Please echo the material below line for line, leaving every character unchanged.

> [Records provided]:
>>>>

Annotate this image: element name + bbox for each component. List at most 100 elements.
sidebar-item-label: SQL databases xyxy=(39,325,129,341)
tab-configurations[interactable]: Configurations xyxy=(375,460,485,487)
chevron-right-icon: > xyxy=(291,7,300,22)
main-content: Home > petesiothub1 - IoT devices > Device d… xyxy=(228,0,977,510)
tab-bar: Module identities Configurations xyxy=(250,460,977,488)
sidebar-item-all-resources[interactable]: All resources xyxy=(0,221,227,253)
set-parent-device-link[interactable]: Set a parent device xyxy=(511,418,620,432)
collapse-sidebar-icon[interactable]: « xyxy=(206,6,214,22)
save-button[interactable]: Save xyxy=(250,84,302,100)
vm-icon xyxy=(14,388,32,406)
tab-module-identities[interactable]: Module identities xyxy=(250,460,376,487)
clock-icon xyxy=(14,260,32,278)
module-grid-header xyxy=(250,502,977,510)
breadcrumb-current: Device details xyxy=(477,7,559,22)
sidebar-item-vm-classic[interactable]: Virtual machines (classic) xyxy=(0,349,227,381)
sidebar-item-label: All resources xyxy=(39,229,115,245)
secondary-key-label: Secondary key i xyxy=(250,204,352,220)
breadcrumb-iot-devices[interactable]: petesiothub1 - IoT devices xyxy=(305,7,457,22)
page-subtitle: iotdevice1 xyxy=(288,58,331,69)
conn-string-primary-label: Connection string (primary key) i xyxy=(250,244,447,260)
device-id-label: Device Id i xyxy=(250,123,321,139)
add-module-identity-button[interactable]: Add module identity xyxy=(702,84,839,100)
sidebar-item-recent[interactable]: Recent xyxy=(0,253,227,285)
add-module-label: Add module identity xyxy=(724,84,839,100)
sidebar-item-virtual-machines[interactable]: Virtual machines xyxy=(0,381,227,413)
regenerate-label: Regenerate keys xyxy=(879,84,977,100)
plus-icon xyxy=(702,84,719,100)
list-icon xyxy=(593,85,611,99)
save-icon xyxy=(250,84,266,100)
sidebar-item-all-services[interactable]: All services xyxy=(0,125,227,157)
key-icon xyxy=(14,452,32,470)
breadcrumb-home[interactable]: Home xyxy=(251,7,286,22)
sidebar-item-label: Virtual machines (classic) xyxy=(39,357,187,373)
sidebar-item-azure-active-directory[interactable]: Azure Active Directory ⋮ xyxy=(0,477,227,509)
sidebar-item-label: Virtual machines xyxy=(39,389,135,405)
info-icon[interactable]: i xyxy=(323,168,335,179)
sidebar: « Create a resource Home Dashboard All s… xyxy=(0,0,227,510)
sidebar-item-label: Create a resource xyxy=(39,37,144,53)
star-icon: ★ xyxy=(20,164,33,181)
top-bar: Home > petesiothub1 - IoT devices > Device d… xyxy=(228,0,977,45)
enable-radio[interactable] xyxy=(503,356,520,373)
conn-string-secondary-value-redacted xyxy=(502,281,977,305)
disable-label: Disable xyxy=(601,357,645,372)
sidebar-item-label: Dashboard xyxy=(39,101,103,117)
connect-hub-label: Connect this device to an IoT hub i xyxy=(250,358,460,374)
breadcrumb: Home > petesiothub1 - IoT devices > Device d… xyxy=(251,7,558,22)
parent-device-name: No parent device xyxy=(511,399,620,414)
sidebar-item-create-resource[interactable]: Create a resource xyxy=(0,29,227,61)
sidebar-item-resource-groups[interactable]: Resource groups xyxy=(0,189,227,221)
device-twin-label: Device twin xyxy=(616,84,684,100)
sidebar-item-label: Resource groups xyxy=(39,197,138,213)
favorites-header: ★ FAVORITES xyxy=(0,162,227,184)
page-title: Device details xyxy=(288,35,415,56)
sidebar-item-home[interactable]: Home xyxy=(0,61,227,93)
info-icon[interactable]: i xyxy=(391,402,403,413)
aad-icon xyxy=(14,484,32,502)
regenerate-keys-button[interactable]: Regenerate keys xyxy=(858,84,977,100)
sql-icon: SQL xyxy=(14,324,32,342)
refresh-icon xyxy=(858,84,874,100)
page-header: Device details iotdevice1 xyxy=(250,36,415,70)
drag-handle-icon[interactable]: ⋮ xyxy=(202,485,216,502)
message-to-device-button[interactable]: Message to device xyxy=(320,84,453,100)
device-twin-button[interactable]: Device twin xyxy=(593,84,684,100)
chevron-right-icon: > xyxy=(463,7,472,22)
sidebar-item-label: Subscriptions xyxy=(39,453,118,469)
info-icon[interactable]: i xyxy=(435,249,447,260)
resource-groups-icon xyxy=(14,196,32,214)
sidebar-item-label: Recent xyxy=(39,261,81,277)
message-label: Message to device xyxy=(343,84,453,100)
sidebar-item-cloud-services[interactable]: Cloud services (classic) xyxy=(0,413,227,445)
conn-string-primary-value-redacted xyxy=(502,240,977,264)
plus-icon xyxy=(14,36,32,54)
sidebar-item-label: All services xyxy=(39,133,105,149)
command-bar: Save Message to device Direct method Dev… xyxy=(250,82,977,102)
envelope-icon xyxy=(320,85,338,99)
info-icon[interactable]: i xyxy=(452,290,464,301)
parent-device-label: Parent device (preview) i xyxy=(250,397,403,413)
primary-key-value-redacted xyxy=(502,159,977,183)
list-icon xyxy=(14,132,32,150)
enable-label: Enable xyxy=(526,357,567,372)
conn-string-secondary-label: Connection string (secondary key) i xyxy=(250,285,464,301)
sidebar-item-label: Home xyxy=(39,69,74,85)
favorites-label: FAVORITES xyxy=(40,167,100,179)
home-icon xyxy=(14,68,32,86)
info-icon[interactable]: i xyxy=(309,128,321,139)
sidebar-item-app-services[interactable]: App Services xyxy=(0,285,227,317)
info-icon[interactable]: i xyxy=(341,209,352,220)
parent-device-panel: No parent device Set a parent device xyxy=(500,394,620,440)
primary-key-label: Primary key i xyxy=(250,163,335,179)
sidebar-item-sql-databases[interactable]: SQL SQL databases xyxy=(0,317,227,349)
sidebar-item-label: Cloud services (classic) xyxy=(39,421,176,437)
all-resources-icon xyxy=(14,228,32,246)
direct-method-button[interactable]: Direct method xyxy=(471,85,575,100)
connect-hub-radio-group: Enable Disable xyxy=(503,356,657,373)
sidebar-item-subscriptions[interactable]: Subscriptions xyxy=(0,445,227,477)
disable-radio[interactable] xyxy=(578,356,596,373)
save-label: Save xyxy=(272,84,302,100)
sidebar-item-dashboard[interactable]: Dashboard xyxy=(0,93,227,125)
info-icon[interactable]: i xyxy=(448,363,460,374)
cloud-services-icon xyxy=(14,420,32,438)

<<<<

> [Written solution]:
Annotate this image: element name + bbox for each component. List at most 100 elements.
sidebar-item-label: SQL databases xyxy=(39,325,129,341)
tab-configurations[interactable]: Configurations xyxy=(375,460,485,487)
chevron-right-icon: > xyxy=(291,7,300,22)
main-content: Home > petesiothub1 - IoT devices > Device d… xyxy=(228,0,977,510)
tab-bar: Module identities Configurations xyxy=(250,460,977,488)
sidebar-item-all-resources[interactable]: All resources xyxy=(0,221,227,253)
set-parent-device-link[interactable]: Set a parent device xyxy=(511,418,620,432)
collapse-sidebar-icon[interactable]: « xyxy=(206,6,214,22)
save-button[interactable]: Save xyxy=(250,84,302,100)
vm-icon xyxy=(14,388,32,406)
tab-module-identities[interactable]: Module identities xyxy=(250,460,376,487)
clock-icon xyxy=(14,260,32,278)
module-grid-header xyxy=(250,502,977,510)
breadcrumb-current: Device details xyxy=(477,7,559,22)
sidebar-item-vm-classic[interactable]: Virtual machines (classic) xyxy=(0,349,227,381)
sidebar-item-label: All resources xyxy=(39,229,115,245)
secondary-key-label: Secondary key i xyxy=(250,204,352,220)
breadcrumb-iot-devices[interactable]: petesiothub1 - IoT devices xyxy=(305,7,457,22)
page-subtitle: iotdevice1 xyxy=(288,58,331,69)
conn-string-primary-label: Connection string (primary key) i xyxy=(250,244,447,260)
device-id-label: Device Id i xyxy=(250,123,321,139)
add-module-identity-button[interactable]: Add module identity xyxy=(702,84,839,100)
sidebar-item-recent[interactable]: Recent xyxy=(0,253,227,285)
add-module-label: Add module identity xyxy=(724,84,839,100)
sidebar-item-virtual-machines[interactable]: Virtual machines xyxy=(0,381,227,413)
regenerate-label: Regenerate keys xyxy=(879,84,977,100)
plus-icon xyxy=(702,84,719,100)
list-icon xyxy=(593,85,611,99)
save-icon xyxy=(250,84,266,100)
sidebar-item-all-services[interactable]: All services xyxy=(0,125,227,157)
key-icon xyxy=(14,452,32,470)
breadcrumb-home[interactable]: Home xyxy=(251,7,286,22)
sidebar-item-label: Virtual machines (classic) xyxy=(39,357,187,373)
sidebar-item-azure-active-directory[interactable]: Azure Active Directory ⋮ xyxy=(0,477,227,509)
sidebar-item-label: Virtual machines xyxy=(39,389,135,405)
info-icon[interactable]: i xyxy=(323,168,335,179)
sidebar: « Create a resource Home Dashboard All s… xyxy=(0,0,227,510)
sidebar-item-label: Create a resource xyxy=(39,37,144,53)
star-icon: ★ xyxy=(20,164,33,181)
top-bar: Home > petesiothub1 - IoT devices > Device d… xyxy=(228,0,977,45)
enable-radio[interactable] xyxy=(503,356,520,373)
conn-string-secondary-value-redacted xyxy=(502,281,977,305)
disable-label: Disable xyxy=(601,357,645,372)
sidebar-item-label: Dashboard xyxy=(39,101,103,117)
connect-hub-label: Connect this device to an IoT hub i xyxy=(250,358,460,374)
breadcrumb: Home > petesiothub1 - IoT devices > Device d… xyxy=(251,7,558,22)
parent-device-name: No parent device xyxy=(511,399,620,414)
sidebar-item-create-resource[interactable]: Create a resource xyxy=(0,29,227,61)
sidebar-item-resource-groups[interactable]: Resource groups xyxy=(0,189,227,221)
device-twin-label: Device twin xyxy=(616,84,684,100)
sidebar-item-label: Resource groups xyxy=(39,197,138,213)
favorites-header: ★ FAVORITES xyxy=(0,162,227,184)
page-title: Device details xyxy=(288,35,415,56)
sidebar-item-home[interactable]: Home xyxy=(0,61,227,93)
info-icon[interactable]: i xyxy=(391,402,403,413)
aad-icon xyxy=(14,484,32,502)
regenerate-keys-button[interactable]: Regenerate keys xyxy=(858,84,977,100)
sql-icon: SQL xyxy=(14,324,32,342)
refresh-icon xyxy=(858,84,874,100)
page-header: Device details iotdevice1 xyxy=(250,36,415,70)
drag-handle-icon[interactable]: ⋮ xyxy=(202,485,216,502)
message-to-device-button[interactable]: Message to device xyxy=(320,84,453,100)
device-twin-button[interactable]: Device twin xyxy=(593,84,684,100)
chevron-right-icon: > xyxy=(463,7,472,22)
sidebar-item-label: Subscriptions xyxy=(39,453,118,469)
info-icon[interactable]: i xyxy=(435,249,447,260)
resource-groups-icon xyxy=(14,196,32,214)
sidebar-item-label: Recent xyxy=(39,261,81,277)
message-label: Message to device xyxy=(343,84,453,100)
sidebar-item-cloud-services[interactable]: Cloud services (classic) xyxy=(0,413,227,445)
conn-string-primary-value-redacted xyxy=(502,240,977,264)
plus-icon xyxy=(14,36,32,54)
sidebar-item-label: All services xyxy=(39,133,105,149)
command-bar: Save Message to device Direct method Dev… xyxy=(250,82,977,102)
envelope-icon xyxy=(320,85,338,99)
info-icon[interactable]: i xyxy=(452,290,464,301)
parent-device-label: Parent device (preview) i xyxy=(250,397,403,413)
primary-key-value-redacted xyxy=(502,159,977,183)
list-icon xyxy=(14,132,32,150)
enable-label: Enable xyxy=(526,357,567,372)
conn-string-secondary-label: Connection string (secondary key) i xyxy=(250,285,464,301)
sidebar-item-label: Home xyxy=(39,69,74,85)
favorites-label: FAVORITES xyxy=(40,167,100,179)
home-icon xyxy=(14,68,32,86)
info-icon[interactable]: i xyxy=(309,128,321,139)
sidebar-item-app-services[interactable]: App Services xyxy=(0,285,227,317)
info-icon[interactable]: i xyxy=(341,209,352,220)
parent-device-panel: No parent device Set a parent device xyxy=(500,394,620,440)
primary-key-label: Primary key i xyxy=(250,163,335,179)
sidebar-item-sql-databases[interactable]: SQL SQL databases xyxy=(0,317,227,349)
sidebar-item-label: Cloud services (classic) xyxy=(39,421,176,437)
all-resources-icon xyxy=(14,228,32,246)
direct-method-button[interactable]: Direct method xyxy=(471,85,575,100)
connect-hub-radio-group: Enable Disable xyxy=(503,356,657,373)
sidebar-item-subscriptions[interactable]: Subscriptions xyxy=(0,445,227,477)
disable-radio[interactable] xyxy=(578,356,596,373)
save-label: Save xyxy=(272,84,302,100)
sidebar-item-dashboard[interactable]: Dashboard xyxy=(0,93,227,125)
info-icon[interactable]: i xyxy=(448,363,460,374)
cloud-services-icon xyxy=(14,420,32,438)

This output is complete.